Dionísio: Aparecimentos e Desaparecimentos

Licurgo atacando a Ninfa Ambrosia, mosaico de Herculano (50-79 dC)

Imagem: Licurgo atacando a Ninfa Ambrosia, mosaico de Herculano (50-79 dC)

Iniciemos do começo: Zeus, o soberano do Olimpo, encantou-se pela beleza de Sêmele, princesa mortal de Tebas, filha do rei Cadmo e da deusa Harmonia. Para se aproximar da jovem, o senhor dos deuses assumiu a forma de um belo jovem mortal. Nas visitas secretas que lhe fazia, Sêmele engravidou, sem saber que concebera um filho divino.

Hera, protetora do matrimônio e eternamente traída por Zeus, descobriu mais uma infidelidade do marido. Consumida, mais uma vez, pelo ciúme, arquitetou uma vingança ardiola contra sua rival: transformando-se em uma anciã, aproximou-se de Sêmele e, com palavras habilidosas, convenceu a princesa a duvidar da natureza de seu amante.

Influenciada por Hera, Sêmele exigiu que Zeus jurasse pelo sagrado rio Estige que atenderia a qualquer pedido seu. Quando o deus concordou, a princesa pediu para vê-lo em sua verdadeira forma. Embora relutante, Zeus foi obrigado a cumprir o juramento, pois nem ele poderia violar as regras ocultas deste rio.

> Enunciado
Prossiga o texto sobre o mito de Dionísio a partir da última frase apresentada. Os registros abaixo provêm de outra fonte.

> Registros apresentados
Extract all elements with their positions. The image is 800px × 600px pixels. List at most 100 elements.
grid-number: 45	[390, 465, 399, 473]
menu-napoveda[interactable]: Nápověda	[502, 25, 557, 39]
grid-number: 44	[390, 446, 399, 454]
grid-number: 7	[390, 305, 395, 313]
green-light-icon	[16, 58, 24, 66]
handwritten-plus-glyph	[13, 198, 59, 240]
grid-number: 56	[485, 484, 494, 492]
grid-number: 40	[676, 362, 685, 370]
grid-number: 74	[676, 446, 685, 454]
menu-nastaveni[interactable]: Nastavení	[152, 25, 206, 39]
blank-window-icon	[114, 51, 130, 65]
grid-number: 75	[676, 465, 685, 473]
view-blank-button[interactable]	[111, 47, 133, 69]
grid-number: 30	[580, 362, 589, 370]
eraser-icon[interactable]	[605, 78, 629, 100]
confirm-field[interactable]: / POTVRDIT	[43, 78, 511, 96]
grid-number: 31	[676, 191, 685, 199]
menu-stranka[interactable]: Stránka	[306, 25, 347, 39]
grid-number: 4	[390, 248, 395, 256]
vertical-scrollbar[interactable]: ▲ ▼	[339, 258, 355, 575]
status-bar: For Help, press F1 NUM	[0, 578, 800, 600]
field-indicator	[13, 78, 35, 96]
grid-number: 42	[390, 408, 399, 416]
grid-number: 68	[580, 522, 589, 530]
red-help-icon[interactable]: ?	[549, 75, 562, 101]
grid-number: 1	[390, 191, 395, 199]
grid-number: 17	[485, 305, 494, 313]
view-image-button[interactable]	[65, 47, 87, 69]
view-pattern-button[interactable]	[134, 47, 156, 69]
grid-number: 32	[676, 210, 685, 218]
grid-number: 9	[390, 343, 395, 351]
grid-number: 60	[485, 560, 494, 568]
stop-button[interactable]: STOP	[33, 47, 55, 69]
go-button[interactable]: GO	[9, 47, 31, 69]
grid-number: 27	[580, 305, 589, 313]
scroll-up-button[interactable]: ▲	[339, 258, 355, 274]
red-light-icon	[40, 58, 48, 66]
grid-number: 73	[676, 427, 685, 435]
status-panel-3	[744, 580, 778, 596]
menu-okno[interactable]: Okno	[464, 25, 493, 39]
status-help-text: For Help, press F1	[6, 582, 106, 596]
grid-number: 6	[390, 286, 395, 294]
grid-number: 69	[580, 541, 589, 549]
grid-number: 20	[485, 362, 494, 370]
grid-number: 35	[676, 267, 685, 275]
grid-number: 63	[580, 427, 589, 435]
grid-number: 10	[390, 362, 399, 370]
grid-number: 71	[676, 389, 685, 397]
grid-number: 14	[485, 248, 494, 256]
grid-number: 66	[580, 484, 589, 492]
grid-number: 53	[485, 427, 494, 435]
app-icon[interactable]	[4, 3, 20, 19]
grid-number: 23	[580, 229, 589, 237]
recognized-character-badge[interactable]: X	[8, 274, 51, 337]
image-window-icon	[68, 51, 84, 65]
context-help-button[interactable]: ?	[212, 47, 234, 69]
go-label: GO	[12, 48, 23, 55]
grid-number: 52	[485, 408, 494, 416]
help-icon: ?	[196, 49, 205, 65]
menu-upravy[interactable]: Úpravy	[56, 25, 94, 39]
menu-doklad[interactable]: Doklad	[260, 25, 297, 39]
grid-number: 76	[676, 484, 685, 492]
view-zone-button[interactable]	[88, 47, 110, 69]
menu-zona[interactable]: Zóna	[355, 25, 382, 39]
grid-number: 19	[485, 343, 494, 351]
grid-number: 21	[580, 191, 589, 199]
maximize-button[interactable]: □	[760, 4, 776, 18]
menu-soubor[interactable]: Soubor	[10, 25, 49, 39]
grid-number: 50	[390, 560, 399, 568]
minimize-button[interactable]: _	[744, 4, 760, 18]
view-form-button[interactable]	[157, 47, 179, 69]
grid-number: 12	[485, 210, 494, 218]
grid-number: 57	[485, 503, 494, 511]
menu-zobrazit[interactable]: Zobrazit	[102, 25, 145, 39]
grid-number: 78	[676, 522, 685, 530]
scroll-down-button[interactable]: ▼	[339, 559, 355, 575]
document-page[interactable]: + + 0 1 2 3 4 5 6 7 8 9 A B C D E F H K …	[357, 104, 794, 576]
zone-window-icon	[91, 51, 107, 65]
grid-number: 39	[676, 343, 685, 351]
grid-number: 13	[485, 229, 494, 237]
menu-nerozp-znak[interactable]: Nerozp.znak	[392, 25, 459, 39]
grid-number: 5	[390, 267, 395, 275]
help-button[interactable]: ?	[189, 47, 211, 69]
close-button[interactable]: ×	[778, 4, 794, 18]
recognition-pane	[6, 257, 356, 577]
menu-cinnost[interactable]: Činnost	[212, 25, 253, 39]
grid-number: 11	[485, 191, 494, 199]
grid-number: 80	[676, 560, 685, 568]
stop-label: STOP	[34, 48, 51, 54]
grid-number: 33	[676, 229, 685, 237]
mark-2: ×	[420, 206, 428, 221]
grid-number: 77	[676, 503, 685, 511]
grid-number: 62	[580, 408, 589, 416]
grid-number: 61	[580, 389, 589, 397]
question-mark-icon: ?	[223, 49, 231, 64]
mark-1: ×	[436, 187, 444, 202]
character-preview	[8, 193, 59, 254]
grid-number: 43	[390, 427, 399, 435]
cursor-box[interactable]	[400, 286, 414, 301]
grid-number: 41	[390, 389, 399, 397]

> Resultado do exercício
Ao se revelar em todo seu esplendor divino – envolto em raios e trovões –, o fulgor de sua glória tornou-se insuportável para a frágil mortal. Sêmele foi consumida pelas chamas do seu amante divino.

Porém, no momento final, Zeus interveio. Com um gesto rápido, resgatou o feto do ventre da princesa moribunda e o costurou em sua própria coxa, a fim de completar ali mesmo a gestação.

Dionísio veio a nascer com o epíteto de “o deus nascido duas vezes”; isso significa que apareceu, desapareceu e viria a aparecer novamente.

Nascido de uma mortal, Dionísio não tinha direito a um lugar entre os olímpicos; contudo, após superar diversas provas, logrou tornar-se aceito como o único semi-deus do Olimpo. Além disso, obteve também o ingresso de Sêmele, sua mãe, que ele foi buscar no submundo, tornando-a, inclusive, uma deusa sob o novo nome de Thyone, que presidiria o frenesi inspirado por seu filho. Sêmele é um dos raros, e talvez único, caso de uma mortal que foi retirada do submundo, ressuscitada e promovida à natureza divina.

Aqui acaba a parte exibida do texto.